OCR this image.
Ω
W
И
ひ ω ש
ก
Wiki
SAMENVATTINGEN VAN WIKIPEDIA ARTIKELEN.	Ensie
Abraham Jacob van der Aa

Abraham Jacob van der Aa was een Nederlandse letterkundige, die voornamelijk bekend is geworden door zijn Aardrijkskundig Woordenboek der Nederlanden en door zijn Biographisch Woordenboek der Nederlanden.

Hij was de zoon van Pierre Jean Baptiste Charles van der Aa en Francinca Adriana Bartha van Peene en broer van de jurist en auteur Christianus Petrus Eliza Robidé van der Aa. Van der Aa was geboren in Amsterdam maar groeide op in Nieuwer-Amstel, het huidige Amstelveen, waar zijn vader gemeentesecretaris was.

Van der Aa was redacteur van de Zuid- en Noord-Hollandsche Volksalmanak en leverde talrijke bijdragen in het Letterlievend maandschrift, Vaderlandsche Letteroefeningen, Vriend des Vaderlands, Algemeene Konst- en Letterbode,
------
• _STATED EXERCISE_
Select every line of the records holding the string "Jacob".

• _RESPONSE TO THIS TASK_
Abraham Jacob van der Aa
Abraham Jacob van der Aa was een Nederlandse letterkundige, die voornamelijk bekend is geworden door zijn Aardrijkskundig Woordenboek der Nederlanden en door zijn Biographisch Woordenboek der Nederlanden.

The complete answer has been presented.